What you should do: What follows is a listing. Return every line of it exactly.

━━━━━ Exercise input ━━━━━

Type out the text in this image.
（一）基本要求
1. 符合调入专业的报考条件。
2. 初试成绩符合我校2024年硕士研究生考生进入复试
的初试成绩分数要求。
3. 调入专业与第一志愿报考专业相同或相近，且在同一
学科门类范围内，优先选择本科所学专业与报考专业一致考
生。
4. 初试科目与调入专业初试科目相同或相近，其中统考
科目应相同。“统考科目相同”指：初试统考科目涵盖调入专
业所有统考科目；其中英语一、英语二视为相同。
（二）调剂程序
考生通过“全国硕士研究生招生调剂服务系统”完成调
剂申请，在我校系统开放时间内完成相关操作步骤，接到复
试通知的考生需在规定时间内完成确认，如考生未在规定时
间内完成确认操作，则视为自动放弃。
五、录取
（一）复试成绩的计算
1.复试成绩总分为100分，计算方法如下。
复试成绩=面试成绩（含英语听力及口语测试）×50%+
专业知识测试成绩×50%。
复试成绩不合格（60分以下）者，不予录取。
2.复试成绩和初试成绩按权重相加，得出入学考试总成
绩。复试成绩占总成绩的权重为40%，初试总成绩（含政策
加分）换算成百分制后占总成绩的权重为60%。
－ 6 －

━━━━━

Expected answer:
Type out the text in this image.
（一）基本要求
1. 符合调入专业的报考条件。
2. 初试成绩符合我校2024年硕士研究生考生进入复试
的初试成绩分数要求。
3. 调入专业与第一志愿报考专业相同或相近，且在同一
学科门类范围内，优先选择本科所学专业与报考专业一致考
生。
4. 初试科目与调入专业初试科目相同或相近，其中统考
科目应相同。“统考科目相同”指：初试统考科目涵盖调入专
业所有统考科目；其中英语一、英语二视为相同。
（二）调剂程序
考生通过“全国硕士研究生招生调剂服务系统”完成调
剂申请，在我校系统开放时间内完成相关操作步骤，接到复
试通知的考生需在规定时间内完成确认，如考生未在规定时
间内完成确认操作，则视为自动放弃。
五、录取
（一）复试成绩的计算
1.复试成绩总分为100分，计算方法如下。
复试成绩=面试成绩（含英语听力及口语测试）×50%+
专业知识测试成绩×50%。
复试成绩不合格（60分以下）者，不予录取。
2.复试成绩和初试成绩按权重相加，得出入学考试总成
绩。复试成绩占总成绩的权重为40%，初试总成绩（含政策
加分）换算成百分制后占总成绩的权重为60%。
－ 6 －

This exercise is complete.